**WORK REQUIRED:**
Scan the entries and tally the lines that include the string "ಎರಡನ". Reply with the figure alone.

**RECORD LIST:**
++++
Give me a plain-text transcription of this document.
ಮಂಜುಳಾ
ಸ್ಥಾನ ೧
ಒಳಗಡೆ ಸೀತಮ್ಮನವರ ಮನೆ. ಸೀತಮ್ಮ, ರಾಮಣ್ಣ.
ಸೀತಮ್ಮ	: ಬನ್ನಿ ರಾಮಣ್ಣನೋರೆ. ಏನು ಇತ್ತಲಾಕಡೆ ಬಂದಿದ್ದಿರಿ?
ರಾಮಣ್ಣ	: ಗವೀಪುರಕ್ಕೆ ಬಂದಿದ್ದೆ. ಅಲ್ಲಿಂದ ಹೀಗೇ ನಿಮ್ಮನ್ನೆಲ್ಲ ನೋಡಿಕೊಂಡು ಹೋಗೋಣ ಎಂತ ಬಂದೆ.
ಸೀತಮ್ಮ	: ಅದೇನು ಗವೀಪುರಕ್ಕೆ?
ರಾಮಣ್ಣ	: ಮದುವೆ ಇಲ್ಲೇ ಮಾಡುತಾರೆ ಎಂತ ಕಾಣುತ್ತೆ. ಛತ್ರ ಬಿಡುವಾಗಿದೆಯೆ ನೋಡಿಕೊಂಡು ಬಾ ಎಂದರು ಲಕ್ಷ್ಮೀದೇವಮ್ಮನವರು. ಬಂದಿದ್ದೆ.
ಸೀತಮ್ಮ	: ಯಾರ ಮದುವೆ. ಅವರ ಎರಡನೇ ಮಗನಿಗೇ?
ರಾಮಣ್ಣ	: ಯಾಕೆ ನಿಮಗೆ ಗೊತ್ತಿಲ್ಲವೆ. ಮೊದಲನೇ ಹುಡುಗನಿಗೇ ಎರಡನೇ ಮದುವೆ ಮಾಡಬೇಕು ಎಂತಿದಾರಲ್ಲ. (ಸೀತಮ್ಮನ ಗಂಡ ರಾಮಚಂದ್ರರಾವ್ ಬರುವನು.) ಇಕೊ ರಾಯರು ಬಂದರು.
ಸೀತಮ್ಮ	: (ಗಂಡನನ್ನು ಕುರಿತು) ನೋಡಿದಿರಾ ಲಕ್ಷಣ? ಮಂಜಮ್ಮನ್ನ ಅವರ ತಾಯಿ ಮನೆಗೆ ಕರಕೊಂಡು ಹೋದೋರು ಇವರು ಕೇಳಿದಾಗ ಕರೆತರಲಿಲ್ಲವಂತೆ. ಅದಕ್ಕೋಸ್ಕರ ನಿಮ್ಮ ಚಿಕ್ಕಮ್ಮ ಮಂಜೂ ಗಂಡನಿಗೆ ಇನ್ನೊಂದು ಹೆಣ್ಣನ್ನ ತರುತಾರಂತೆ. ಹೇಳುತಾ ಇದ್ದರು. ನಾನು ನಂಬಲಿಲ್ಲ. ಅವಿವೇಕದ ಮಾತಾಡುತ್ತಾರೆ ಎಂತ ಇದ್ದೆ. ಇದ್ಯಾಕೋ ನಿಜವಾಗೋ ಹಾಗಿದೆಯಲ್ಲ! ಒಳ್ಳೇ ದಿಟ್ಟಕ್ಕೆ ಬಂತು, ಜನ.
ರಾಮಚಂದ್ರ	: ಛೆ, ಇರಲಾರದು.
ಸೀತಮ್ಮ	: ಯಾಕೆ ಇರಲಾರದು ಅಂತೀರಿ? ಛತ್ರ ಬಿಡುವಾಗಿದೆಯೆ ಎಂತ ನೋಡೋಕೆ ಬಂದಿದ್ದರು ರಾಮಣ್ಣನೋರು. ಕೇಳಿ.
++++
**REPLY TO THE TASK:**
2